• [Exercise description]
From the listing below, extract each line containing the string "name".

A run of records

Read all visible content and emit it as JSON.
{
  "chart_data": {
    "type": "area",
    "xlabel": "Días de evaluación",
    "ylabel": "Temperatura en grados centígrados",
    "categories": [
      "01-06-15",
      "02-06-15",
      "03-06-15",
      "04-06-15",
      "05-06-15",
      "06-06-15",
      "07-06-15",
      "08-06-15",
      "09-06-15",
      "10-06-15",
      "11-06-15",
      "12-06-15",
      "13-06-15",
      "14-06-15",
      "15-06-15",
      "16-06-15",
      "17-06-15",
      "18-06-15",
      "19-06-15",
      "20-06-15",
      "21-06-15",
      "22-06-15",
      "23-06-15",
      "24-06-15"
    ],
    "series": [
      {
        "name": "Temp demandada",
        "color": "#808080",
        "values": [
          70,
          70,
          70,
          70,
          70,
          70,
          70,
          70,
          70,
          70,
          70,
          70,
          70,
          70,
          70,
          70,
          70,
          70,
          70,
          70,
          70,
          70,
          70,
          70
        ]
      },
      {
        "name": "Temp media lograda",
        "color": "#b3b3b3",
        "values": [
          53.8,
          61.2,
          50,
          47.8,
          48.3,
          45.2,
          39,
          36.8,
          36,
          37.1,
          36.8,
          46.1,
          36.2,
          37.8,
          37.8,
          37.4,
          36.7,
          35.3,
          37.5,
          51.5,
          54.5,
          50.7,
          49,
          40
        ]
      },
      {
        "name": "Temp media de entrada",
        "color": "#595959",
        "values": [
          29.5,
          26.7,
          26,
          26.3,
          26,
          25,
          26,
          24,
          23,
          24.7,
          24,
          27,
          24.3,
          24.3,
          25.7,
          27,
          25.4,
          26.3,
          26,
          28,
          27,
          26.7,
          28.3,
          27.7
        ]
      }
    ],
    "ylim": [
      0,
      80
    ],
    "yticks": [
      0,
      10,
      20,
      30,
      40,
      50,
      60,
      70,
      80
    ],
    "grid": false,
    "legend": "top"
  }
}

• [Answer below]
        "name": "Temp demandada",
        "name": "Temp media lograda",
        "name": "Temp media de entrada",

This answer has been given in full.